**Your task**
Locate the string "title" in the records below. Copy every line where it occurs.

Raw records:
* begin *
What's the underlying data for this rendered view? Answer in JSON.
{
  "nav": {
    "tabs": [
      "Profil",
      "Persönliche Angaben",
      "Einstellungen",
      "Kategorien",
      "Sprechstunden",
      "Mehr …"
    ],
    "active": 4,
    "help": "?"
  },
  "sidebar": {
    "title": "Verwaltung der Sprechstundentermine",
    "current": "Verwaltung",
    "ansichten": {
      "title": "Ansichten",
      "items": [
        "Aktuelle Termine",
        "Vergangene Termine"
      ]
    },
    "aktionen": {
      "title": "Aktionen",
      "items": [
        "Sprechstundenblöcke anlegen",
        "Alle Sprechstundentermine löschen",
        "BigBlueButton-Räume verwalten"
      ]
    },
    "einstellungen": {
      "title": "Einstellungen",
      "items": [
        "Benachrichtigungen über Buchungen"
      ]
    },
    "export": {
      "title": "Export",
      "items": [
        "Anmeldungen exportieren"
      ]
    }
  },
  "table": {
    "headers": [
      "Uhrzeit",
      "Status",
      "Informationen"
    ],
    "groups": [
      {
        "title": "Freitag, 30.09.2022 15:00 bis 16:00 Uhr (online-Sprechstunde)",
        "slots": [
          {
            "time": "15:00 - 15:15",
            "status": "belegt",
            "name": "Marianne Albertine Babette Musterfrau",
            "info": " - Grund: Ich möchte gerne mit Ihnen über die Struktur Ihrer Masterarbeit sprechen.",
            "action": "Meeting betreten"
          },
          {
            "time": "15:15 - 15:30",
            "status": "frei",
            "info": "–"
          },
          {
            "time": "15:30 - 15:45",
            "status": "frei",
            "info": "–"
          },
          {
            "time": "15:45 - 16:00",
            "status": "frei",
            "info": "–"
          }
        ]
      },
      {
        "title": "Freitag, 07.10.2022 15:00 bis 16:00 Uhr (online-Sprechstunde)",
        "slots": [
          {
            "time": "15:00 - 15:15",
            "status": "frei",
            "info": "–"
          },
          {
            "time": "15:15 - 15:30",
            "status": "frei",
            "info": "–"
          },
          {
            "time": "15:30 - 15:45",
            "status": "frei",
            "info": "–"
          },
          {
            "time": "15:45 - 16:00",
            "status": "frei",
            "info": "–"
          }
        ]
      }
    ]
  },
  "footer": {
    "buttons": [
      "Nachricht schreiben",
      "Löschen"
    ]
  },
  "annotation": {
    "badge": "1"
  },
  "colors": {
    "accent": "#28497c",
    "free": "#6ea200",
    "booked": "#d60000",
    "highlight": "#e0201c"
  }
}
* end *
* begin *
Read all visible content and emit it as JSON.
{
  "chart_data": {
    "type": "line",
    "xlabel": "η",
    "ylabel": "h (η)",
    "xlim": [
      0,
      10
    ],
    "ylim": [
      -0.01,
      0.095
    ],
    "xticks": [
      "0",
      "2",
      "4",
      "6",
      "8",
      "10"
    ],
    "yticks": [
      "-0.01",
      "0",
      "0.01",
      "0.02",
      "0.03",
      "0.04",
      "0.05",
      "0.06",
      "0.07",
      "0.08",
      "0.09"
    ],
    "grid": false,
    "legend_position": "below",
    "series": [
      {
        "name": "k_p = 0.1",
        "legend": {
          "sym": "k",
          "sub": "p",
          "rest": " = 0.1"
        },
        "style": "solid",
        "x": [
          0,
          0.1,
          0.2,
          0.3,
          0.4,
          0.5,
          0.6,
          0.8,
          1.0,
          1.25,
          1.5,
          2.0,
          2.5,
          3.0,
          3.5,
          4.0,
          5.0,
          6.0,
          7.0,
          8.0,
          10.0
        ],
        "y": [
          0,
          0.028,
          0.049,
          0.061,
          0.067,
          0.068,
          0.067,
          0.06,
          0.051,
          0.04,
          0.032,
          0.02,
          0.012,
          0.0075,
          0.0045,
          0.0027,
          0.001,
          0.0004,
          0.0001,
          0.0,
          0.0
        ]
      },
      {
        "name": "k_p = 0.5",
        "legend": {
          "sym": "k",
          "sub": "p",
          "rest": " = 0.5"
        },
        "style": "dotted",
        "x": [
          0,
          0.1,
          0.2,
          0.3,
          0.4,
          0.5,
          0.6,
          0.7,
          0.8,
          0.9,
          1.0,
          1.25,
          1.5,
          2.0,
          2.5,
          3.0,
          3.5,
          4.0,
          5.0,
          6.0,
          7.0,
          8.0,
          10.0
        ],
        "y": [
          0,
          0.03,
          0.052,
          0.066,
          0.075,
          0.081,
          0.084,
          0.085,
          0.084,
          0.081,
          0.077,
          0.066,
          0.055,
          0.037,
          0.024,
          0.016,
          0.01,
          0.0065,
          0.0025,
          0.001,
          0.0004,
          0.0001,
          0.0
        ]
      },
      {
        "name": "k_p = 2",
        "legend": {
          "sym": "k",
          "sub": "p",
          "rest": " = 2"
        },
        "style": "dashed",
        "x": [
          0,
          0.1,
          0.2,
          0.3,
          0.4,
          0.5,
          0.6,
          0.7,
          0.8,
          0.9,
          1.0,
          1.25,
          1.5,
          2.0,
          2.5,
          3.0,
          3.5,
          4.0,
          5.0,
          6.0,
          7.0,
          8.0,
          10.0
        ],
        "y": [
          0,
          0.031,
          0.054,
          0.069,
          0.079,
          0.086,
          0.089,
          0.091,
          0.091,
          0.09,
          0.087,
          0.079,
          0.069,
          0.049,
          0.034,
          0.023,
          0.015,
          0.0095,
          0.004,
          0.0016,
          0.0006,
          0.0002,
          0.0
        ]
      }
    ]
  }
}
* end *
**Result for this exercise**
    "title": "Verwaltung der Sprechstundentermine",
      "title": "Ansichten",
      "title": "Aktionen",
      "title": "Einstellungen",
      "title": "Export",
        "title": "Freitag, 30.09.2022 15:00 bis 16:00 Uhr (online-Sprechstunde)",
        "title": "Freitag, 07.10.2022 15:00 bis 16:00 Uhr (online-Sprechstunde)",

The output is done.